[Listings of boxed layout items]
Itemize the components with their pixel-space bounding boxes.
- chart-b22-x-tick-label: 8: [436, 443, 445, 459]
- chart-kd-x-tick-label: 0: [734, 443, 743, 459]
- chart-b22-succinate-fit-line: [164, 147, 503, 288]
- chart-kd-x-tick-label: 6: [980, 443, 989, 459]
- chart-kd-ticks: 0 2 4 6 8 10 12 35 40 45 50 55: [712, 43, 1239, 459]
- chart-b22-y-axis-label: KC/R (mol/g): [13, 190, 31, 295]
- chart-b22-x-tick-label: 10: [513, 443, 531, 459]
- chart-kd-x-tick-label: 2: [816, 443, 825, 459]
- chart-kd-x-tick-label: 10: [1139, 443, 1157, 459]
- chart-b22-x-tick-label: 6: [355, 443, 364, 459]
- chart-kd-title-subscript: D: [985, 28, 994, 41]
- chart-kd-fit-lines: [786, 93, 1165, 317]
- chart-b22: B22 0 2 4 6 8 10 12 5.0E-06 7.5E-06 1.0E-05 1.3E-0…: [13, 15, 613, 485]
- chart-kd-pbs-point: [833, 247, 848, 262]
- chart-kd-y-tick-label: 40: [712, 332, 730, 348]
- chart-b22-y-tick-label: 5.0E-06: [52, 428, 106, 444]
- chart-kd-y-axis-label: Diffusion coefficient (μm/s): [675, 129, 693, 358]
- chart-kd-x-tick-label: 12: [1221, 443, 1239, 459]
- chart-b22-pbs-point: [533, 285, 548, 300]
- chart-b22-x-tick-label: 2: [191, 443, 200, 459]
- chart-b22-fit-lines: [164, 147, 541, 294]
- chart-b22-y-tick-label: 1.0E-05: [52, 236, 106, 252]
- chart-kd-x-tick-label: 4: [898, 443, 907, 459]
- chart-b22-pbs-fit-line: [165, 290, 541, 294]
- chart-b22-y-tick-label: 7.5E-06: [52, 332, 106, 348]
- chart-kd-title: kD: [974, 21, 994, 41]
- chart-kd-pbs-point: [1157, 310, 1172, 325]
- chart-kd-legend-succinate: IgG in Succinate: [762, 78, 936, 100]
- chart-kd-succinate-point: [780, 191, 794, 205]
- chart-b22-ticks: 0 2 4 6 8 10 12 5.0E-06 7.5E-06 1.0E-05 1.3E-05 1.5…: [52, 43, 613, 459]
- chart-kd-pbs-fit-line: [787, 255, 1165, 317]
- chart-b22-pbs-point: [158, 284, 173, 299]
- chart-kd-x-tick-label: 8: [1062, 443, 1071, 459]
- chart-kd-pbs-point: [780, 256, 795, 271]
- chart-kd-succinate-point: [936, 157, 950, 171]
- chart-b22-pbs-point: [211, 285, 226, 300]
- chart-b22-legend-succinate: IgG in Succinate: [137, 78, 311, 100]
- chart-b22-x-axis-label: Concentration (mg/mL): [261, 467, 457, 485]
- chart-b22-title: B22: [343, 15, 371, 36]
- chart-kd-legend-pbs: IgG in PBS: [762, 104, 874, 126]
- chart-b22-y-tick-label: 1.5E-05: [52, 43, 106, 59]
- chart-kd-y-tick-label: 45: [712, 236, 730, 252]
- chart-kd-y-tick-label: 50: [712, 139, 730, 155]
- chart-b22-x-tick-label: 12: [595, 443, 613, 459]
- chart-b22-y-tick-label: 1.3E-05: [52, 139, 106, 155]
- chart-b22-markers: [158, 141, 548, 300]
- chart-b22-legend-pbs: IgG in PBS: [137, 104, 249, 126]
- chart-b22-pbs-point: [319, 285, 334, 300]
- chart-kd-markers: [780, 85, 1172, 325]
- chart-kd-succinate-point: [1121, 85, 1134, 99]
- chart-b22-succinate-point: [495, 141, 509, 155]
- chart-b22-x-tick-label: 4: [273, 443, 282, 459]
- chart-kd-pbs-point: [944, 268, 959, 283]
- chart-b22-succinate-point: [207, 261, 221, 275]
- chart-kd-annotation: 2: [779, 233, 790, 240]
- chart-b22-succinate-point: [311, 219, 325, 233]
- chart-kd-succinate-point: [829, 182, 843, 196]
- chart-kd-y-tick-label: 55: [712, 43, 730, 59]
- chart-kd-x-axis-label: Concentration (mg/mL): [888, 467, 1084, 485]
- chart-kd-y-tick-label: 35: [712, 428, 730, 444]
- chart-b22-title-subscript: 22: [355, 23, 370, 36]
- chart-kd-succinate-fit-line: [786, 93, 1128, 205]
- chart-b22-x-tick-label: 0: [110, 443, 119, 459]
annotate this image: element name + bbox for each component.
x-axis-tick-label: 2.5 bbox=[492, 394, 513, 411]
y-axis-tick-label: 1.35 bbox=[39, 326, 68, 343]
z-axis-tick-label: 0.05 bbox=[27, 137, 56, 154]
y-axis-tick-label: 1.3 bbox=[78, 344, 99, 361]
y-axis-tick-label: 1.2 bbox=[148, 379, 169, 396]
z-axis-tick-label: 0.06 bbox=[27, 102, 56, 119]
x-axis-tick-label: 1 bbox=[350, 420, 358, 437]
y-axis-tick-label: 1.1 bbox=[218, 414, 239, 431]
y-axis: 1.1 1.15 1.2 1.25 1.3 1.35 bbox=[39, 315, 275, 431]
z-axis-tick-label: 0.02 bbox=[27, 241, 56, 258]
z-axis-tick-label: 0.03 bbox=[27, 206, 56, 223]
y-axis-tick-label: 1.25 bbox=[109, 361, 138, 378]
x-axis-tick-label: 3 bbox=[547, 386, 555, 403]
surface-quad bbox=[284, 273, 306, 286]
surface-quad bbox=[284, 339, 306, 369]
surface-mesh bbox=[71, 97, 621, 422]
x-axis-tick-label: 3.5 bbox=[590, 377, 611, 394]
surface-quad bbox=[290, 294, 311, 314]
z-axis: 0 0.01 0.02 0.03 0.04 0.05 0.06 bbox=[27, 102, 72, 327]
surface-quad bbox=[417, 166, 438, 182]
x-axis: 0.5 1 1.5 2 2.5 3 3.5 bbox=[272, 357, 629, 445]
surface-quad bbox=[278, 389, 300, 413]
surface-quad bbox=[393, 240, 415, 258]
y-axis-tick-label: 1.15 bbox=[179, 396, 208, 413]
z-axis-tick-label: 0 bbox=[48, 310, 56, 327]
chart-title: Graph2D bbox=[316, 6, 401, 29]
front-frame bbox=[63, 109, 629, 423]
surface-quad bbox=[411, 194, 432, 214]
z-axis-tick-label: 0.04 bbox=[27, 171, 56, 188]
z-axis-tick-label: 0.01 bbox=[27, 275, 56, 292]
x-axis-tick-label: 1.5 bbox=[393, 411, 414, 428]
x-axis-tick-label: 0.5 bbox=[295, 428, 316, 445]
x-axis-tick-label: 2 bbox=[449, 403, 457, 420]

* [WRITTEN INSTRUCTION]:
Count how many lines of the rows above contain the string "title", treating uppercase and lowercase as different, and reply with that number alone.

* [WRITTEN SOLUTION]:
5